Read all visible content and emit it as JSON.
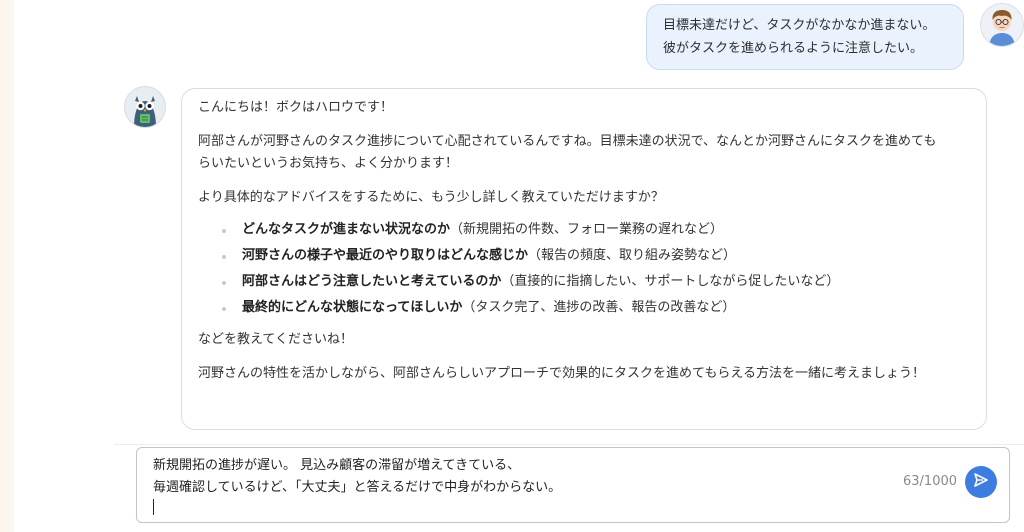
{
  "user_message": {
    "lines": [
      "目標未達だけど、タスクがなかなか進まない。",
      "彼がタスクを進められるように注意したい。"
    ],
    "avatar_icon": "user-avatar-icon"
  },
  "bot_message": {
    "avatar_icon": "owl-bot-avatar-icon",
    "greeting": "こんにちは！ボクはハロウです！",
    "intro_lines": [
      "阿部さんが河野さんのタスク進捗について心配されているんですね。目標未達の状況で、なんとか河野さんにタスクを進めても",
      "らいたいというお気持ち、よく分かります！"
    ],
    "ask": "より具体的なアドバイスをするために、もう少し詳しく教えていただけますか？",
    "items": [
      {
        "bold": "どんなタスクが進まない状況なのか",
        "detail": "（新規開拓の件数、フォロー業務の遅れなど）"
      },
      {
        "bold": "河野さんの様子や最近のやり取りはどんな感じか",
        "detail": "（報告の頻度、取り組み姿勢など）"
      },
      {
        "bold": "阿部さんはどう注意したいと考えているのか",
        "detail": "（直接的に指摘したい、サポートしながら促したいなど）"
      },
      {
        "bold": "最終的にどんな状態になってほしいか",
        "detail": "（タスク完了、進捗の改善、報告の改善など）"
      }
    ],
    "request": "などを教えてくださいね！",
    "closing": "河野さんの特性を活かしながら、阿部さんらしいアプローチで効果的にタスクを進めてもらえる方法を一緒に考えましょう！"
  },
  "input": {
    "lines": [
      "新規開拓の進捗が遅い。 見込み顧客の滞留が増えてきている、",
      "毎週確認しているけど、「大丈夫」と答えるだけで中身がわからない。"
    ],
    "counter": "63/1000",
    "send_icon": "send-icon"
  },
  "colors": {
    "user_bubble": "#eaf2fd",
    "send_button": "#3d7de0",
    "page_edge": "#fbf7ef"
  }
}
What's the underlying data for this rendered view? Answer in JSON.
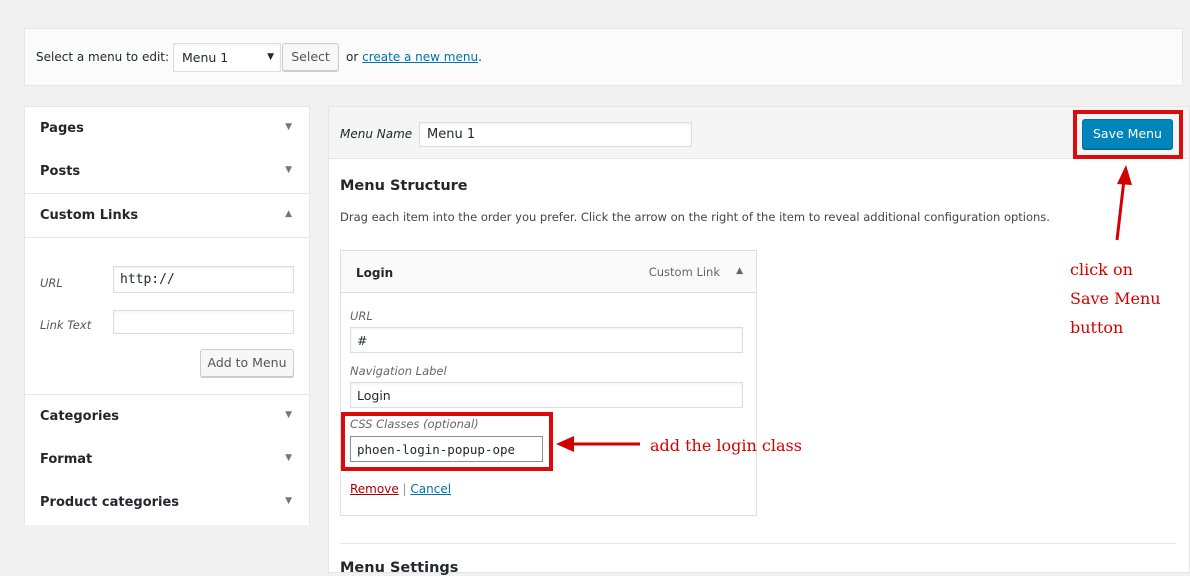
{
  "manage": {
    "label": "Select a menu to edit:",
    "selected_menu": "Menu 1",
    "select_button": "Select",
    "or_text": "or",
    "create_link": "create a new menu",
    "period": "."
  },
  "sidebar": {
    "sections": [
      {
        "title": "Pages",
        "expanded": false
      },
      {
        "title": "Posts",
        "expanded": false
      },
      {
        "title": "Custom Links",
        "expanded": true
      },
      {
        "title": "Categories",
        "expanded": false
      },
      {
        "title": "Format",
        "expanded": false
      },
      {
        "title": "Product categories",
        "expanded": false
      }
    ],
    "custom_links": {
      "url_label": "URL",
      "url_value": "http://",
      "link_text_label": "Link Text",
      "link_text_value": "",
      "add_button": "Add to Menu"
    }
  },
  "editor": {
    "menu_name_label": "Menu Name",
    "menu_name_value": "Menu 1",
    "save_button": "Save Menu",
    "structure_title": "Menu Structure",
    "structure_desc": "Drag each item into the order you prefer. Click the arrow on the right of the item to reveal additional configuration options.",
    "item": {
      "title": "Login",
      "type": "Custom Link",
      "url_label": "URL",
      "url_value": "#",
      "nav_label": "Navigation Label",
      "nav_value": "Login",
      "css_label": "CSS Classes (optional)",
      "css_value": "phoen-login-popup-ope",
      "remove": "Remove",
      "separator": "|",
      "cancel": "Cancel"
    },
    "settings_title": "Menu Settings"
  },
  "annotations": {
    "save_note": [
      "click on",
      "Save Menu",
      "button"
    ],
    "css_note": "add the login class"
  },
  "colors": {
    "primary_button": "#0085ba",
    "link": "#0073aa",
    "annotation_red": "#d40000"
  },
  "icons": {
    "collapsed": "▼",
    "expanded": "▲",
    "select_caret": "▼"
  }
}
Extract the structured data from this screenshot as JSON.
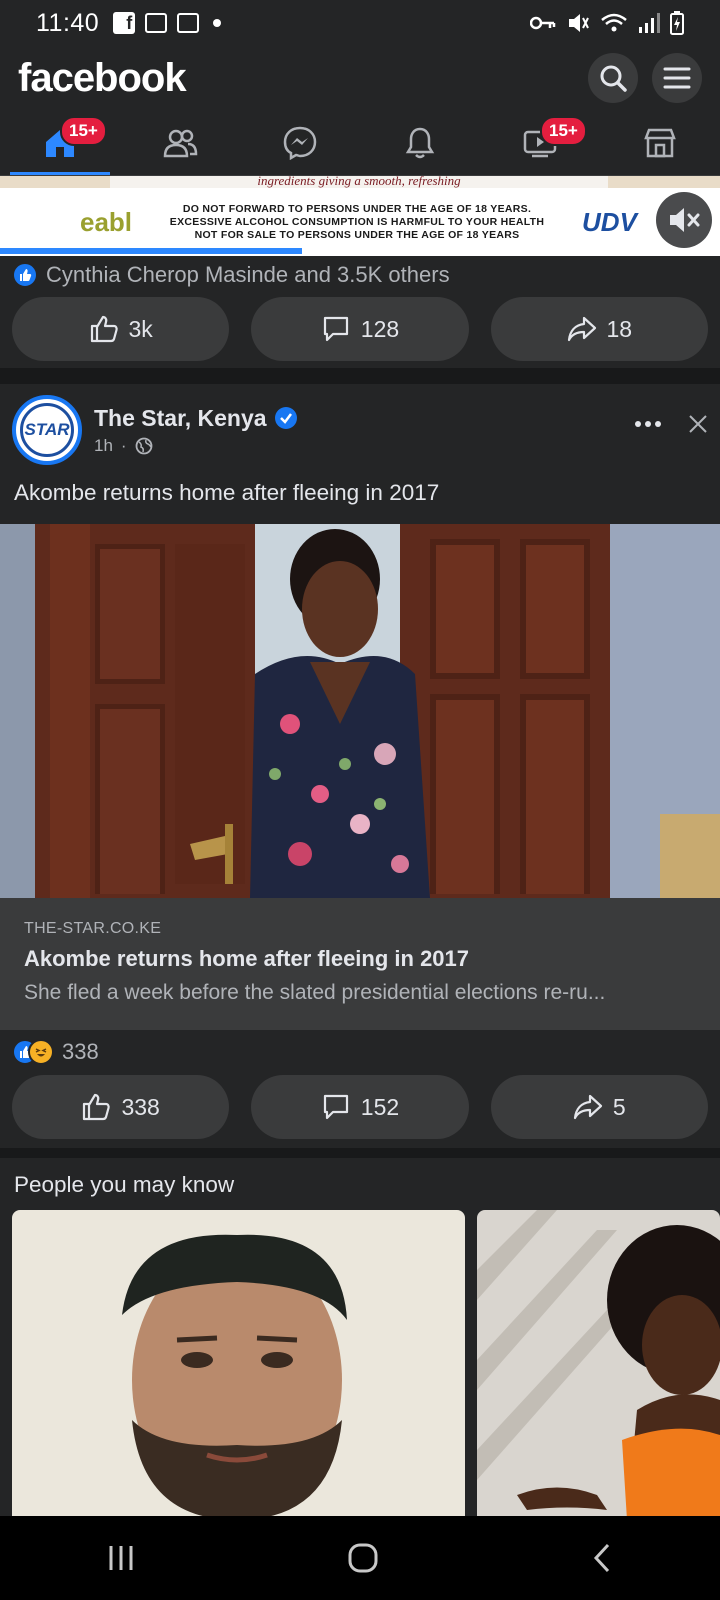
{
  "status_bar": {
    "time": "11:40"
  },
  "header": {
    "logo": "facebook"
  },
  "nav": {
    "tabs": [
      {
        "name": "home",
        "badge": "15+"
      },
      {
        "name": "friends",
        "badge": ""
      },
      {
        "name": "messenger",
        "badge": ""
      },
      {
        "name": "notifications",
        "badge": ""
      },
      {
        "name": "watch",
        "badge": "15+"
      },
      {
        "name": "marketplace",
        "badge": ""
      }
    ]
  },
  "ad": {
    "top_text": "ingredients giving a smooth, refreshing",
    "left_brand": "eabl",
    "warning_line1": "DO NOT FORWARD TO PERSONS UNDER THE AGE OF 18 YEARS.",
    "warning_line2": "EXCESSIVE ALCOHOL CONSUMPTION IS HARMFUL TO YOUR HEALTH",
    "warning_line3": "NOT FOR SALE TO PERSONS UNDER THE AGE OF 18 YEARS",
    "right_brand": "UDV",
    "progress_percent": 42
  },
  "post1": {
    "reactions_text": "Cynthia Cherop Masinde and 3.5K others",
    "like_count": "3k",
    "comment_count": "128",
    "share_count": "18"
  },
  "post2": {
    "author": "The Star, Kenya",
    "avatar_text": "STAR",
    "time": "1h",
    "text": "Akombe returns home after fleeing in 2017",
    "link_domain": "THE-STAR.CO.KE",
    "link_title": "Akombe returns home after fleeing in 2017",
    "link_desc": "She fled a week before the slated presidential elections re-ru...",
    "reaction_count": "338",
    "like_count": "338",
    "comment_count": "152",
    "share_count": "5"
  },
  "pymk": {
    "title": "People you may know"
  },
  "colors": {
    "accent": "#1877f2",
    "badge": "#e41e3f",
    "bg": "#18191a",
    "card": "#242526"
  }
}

# GIVEN EXERCISE:
Reproduce the material in full, word for word, and omit the pictures.

# FINAL RESULT:
Read all visible content and emit it as JSON.
{
  "user_message": {
    "lines": [
      "目標未達だけど、タスクがなかなか進まない。",
      "彼がタスクを進められるように注意したい。"
    ],
    "avatar_icon": "user-avatar-icon"
  },
  "bot_message": {
    "avatar_icon": "owl-bot-avatar-icon",
    "greeting": "こんにちは！ボクはハロウです！",
    "intro_lines": [
      "阿部さんが河野さんのタスク進捗について心配されているんですね。目標未達の状況で、なんとか河野さんにタスクを進めても",
      "らいたいというお気持ち、よく分かります！"
    ],
    "ask": "より具体的なアドバイスをするために、もう少し詳しく教えていただけますか？",
    "items": [
      {
        "bold": "どんなタスクが進まない状況なのか",
        "detail": "（新規開拓の件数、フォロー業務の遅れなど）"
      },
      {
        "bold": "河野さんの様子や最近のやり取りはどんな感じか",
        "detail": "（報告の頻度、取り組み姿勢など）"
      },
      {
        "bold": "阿部さんはどう注意したいと考えているのか",
        "detail": "（直接的に指摘したい、サポートしながら促したいなど）"
      },
      {
        "bold": "最終的にどんな状態になってほしいか",
        "detail": "（タスク完了、進捗の改善、報告の改善など）"
      }
    ],
    "request": "などを教えてくださいね！",
    "closing": "河野さんの特性を活かしながら、阿部さんらしいアプローチで効果的にタスクを進めてもらえる方法を一緒に考えましょう！"
  },
  "input": {
    "lines": [
      "新規開拓の進捗が遅い。 見込み顧客の滞留が増えてきている、",
      "毎週確認しているけど、「大丈夫」と答えるだけで中身がわからない。"
    ],
    "counter": "63/1000",
    "send_icon": "send-icon"
  },
  "colors": {
    "user_bubble": "#eaf2fd",
    "send_button": "#3d7de0",
    "page_edge": "#fbf7ef"
  }
}
What's the underlying data for this rendered view? Answer in JSON.
{
  "manage": {
    "label": "Select a menu to edit:",
    "selected_menu": "Menu 1",
    "select_button": "Select",
    "or_text": "or",
    "create_link": "create a new menu",
    "period": "."
  },
  "sidebar": {
    "sections": [
      {
        "title": "Pages",
        "expanded": false
      },
      {
        "title": "Posts",
        "expanded": false
      },
      {
        "title": "Custom Links",
        "expanded": true
      },
      {
        "title": "Categories",
        "expanded": false
      },
      {
        "title": "Format",
        "expanded": false
      },
      {
        "title": "Product categories",
        "expanded": false
      }
    ],
    "custom_links": {
      "url_label": "URL",
      "url_value": "http://",
      "link_text_label": "Link Text",
      "link_text_value": "",
      "add_button": "Add to Menu"
    }
  },
  "editor": {
    "menu_name_label": "Menu Name",
    "menu_name_value": "Menu 1",
    "save_button": "Save Menu",
    "structure_title": "Menu Structure",
    "structure_desc": "Drag each item into the order you prefer. Click the arrow on the right of the item to reveal additional configuration options.",
    "item": {
      "title": "Login",
      "type": "Custom Link",
      "url_label": "URL",
      "url_value": "#",
      "nav_label": "Navigation Label",
      "nav_value": "Login",
      "css_label": "CSS Classes (optional)",
      "css_value": "phoen-login-popup-ope",
      "remove": "Remove",
      "separator": "|",
      "cancel": "Cancel"
    },
    "settings_title": "Menu Settings"
  },
  "annotations": {
    "save_note": [
      "click on",
      "Save Menu",
      "button"
    ],
    "css_note": "add the login class"
  },
  "colors": {
    "primary_button": "#0085ba",
    "link": "#0073aa",
    "annotation_red": "#d40000"
  },
  "icons": {
    "collapsed": "▼",
    "expanded": "▲",
    "select_caret": "▼"
  }
}
Extract the structured data from this screenshot as JSON.
{
  "status_bar": {
    "time": "11:40"
  },
  "header": {
    "logo": "facebook"
  },
  "nav": {
    "tabs": [
      {
        "name": "home",
        "badge": "15+"
      },
      {
        "name": "friends",
        "badge": ""
      },
      {
        "name": "messenger",
        "badge": ""
      },
      {
        "name": "notifications",
        "badge": ""
      },
      {
        "name": "watch",
        "badge": "15+"
      },
      {
        "name": "marketplace",
        "badge": ""
      }
    ]
  },
  "ad": {
    "top_text": "ingredients giving a smooth, refreshing",
    "left_brand": "eabl",
    "warning_line1": "DO NOT FORWARD TO PERSONS UNDER THE AGE OF 18 YEARS.",
    "warning_line2": "EXCESSIVE ALCOHOL CONSUMPTION IS HARMFUL TO YOUR HEALTH",
    "warning_line3": "NOT FOR SALE TO PERSONS UNDER THE AGE OF 18 YEARS",
    "right_brand": "UDV",
    "progress_percent": 42
  },
  "post1": {
    "reactions_text": "Cynthia Cherop Masinde and 3.5K others",
    "like_count": "3k",
    "comment_count": "128",
    "share_count": "18"
  },
  "post2": {
    "author": "The Star, Kenya",
    "avatar_text": "STAR",
    "time": "1h",
    "text": "Akombe returns home after fleeing in 2017",
    "link_domain": "THE-STAR.CO.KE",
    "link_title": "Akombe returns home after fleeing in 2017",
    "link_desc": "She fled a week before the slated presidential elections re-ru...",
    "reaction_count": "338",
    "like_count": "338",
    "comment_count": "152",
    "share_count": "5"
  },
  "pymk": {
    "title": "People you may know"
  },
  "colors": {
    "accent": "#1877f2",
    "badge": "#e41e3f",
    "bg": "#18191a",
    "card": "#242526"
  }
}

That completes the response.